* _EXERCISE AIM_
Reproduce the items word for word, from the very first line through the line that contains "x-tick-label: 0 <box>73 929 85 948</box>".

* _RECORDS FOR THIS EXERCISE_
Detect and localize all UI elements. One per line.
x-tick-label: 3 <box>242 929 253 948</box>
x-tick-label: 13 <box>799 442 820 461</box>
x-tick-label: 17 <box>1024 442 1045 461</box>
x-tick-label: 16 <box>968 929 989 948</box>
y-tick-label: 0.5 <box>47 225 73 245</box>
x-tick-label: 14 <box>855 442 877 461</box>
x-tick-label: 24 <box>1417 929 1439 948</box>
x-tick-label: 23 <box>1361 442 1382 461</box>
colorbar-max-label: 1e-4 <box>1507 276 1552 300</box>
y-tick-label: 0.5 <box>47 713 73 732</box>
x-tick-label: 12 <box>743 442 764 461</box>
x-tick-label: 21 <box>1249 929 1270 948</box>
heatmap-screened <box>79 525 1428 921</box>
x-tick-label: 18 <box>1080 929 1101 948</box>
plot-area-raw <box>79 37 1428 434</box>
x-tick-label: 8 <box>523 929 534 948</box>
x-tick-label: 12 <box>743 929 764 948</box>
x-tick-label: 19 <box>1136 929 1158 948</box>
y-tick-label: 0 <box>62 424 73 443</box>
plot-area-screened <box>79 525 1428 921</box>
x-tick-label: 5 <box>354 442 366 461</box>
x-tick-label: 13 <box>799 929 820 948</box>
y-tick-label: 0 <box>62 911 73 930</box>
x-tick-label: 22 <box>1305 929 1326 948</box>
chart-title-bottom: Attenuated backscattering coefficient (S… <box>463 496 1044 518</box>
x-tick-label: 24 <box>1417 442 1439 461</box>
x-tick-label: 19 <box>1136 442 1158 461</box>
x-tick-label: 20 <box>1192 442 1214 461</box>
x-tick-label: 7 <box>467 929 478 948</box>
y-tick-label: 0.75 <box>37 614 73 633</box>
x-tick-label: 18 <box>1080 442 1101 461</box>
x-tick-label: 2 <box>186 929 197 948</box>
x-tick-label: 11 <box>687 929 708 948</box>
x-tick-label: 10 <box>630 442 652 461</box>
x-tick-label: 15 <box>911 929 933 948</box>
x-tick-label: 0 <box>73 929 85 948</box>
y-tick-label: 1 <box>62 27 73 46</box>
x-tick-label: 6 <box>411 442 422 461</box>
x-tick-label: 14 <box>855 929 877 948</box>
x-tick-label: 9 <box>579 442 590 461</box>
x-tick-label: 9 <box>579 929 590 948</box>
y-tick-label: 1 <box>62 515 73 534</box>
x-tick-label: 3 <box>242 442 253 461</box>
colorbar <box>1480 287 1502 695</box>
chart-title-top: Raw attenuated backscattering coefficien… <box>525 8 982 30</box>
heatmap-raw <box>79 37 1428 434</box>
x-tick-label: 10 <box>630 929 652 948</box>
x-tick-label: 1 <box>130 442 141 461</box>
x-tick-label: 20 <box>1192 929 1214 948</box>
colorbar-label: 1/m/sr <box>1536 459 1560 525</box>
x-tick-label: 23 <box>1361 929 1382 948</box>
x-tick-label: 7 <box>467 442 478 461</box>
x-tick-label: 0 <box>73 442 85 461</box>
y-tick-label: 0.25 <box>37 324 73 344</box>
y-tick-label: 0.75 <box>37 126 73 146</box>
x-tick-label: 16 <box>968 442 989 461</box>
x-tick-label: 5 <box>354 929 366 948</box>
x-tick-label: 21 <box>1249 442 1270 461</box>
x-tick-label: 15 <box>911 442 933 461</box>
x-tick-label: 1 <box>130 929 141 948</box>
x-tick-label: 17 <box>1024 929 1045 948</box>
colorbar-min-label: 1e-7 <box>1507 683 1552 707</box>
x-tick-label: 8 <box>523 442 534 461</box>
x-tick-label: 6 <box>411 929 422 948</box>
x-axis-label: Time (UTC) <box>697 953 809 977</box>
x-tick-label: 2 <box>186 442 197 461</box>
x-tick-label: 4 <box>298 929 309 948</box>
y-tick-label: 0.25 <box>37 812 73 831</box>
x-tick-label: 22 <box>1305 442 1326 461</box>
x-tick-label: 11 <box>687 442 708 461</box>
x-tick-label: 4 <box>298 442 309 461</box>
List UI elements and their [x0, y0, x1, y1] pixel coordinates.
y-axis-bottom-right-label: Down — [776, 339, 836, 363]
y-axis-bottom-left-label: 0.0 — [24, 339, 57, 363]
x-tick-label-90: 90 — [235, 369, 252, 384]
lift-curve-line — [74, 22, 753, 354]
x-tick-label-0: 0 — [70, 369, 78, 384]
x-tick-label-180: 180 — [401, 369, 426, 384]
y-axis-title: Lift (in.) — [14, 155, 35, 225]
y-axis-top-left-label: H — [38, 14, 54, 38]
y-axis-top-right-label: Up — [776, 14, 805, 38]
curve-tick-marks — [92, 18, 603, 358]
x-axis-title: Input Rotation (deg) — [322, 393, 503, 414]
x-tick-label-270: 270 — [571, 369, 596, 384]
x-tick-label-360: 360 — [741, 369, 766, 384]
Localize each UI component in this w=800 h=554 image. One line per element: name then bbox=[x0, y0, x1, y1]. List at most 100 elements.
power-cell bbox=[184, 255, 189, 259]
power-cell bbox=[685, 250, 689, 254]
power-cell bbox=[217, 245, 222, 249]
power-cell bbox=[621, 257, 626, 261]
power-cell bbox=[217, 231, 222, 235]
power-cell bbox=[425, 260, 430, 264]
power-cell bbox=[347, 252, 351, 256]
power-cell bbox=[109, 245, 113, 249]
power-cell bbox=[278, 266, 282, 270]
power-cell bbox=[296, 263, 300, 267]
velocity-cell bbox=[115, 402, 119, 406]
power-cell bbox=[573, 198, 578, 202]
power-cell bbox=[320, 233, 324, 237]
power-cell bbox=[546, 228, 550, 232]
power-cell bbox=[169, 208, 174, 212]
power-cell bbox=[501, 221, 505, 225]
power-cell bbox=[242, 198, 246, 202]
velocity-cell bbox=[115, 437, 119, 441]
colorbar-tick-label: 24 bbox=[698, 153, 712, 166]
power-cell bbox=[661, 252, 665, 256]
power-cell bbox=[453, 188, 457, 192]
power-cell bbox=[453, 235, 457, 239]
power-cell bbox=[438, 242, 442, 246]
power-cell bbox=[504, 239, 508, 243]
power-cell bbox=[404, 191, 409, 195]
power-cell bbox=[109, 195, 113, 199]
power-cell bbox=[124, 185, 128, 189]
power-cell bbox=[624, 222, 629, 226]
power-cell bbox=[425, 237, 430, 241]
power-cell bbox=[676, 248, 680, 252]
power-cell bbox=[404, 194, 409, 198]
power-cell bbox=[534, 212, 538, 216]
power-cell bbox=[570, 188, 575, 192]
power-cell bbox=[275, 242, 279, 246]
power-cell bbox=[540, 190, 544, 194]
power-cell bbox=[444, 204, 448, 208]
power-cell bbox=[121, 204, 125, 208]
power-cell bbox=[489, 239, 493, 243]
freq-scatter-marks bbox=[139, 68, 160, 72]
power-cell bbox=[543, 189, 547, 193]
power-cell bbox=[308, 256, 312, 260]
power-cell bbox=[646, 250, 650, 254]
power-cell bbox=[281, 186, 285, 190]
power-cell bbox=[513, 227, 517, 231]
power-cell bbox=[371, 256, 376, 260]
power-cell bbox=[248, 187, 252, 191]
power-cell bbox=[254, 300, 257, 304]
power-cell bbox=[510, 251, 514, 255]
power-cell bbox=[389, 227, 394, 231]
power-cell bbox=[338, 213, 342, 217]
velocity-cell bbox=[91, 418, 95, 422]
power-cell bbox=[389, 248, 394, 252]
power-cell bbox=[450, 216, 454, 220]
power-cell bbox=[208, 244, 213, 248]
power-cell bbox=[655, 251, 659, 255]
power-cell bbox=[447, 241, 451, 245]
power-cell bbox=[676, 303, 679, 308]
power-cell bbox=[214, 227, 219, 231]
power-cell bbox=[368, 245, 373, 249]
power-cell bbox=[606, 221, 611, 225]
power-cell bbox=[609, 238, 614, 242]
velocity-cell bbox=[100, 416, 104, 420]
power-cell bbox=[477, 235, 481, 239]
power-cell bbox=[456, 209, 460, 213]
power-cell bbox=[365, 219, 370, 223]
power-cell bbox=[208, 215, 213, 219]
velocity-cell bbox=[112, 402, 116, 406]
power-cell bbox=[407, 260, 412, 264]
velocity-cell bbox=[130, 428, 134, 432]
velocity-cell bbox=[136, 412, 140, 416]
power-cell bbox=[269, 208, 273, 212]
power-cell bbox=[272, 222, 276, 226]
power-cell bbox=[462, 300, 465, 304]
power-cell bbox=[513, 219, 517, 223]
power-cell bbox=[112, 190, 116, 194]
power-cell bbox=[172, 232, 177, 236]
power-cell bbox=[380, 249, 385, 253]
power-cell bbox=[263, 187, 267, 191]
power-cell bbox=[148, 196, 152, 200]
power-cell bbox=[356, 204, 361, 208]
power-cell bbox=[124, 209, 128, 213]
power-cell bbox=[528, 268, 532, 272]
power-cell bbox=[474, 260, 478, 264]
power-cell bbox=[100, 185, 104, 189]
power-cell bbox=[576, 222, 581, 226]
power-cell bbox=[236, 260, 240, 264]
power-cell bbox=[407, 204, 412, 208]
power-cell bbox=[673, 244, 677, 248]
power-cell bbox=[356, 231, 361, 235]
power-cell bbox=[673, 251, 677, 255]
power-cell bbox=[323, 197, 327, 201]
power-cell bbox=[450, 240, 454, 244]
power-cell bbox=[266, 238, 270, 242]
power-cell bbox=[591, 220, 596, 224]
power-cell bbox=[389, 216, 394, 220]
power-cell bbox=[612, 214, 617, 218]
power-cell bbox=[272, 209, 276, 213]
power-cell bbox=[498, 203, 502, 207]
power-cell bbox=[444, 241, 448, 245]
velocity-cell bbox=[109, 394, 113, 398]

* _FULL SOLUTION_
Detect and localize all UI elements. One per line.
x-tick-label: 3 <box>242 929 253 948</box>
x-tick-label: 13 <box>799 442 820 461</box>
x-tick-label: 17 <box>1024 442 1045 461</box>
x-tick-label: 16 <box>968 929 989 948</box>
y-tick-label: 0.5 <box>47 225 73 245</box>
x-tick-label: 14 <box>855 442 877 461</box>
x-tick-label: 24 <box>1417 929 1439 948</box>
x-tick-label: 23 <box>1361 442 1382 461</box>
colorbar-max-label: 1e-4 <box>1507 276 1552 300</box>
y-tick-label: 0.5 <box>47 713 73 732</box>
x-tick-label: 12 <box>743 442 764 461</box>
x-tick-label: 21 <box>1249 929 1270 948</box>
heatmap-screened <box>79 525 1428 921</box>
x-tick-label: 18 <box>1080 929 1101 948</box>
plot-area-raw <box>79 37 1428 434</box>
x-tick-label: 8 <box>523 929 534 948</box>
x-tick-label: 12 <box>743 929 764 948</box>
x-tick-label: 19 <box>1136 929 1158 948</box>
y-tick-label: 0 <box>62 424 73 443</box>
plot-area-screened <box>79 525 1428 921</box>
x-tick-label: 5 <box>354 442 366 461</box>
x-tick-label: 13 <box>799 929 820 948</box>
y-tick-label: 0 <box>62 911 73 930</box>
x-tick-label: 22 <box>1305 929 1326 948</box>
chart-title-bottom: Attenuated backscattering coefficient (S… <box>463 496 1044 518</box>
x-tick-label: 24 <box>1417 442 1439 461</box>
x-tick-label: 19 <box>1136 442 1158 461</box>
x-tick-label: 20 <box>1192 442 1214 461</box>
x-tick-label: 7 <box>467 929 478 948</box>
y-tick-label: 0.75 <box>37 614 73 633</box>
x-tick-label: 18 <box>1080 442 1101 461</box>
x-tick-label: 2 <box>186 929 197 948</box>
x-tick-label: 11 <box>687 929 708 948</box>
x-tick-label: 10 <box>630 442 652 461</box>
x-tick-label: 15 <box>911 929 933 948</box>
x-tick-label: 0 <box>73 929 85 948</box>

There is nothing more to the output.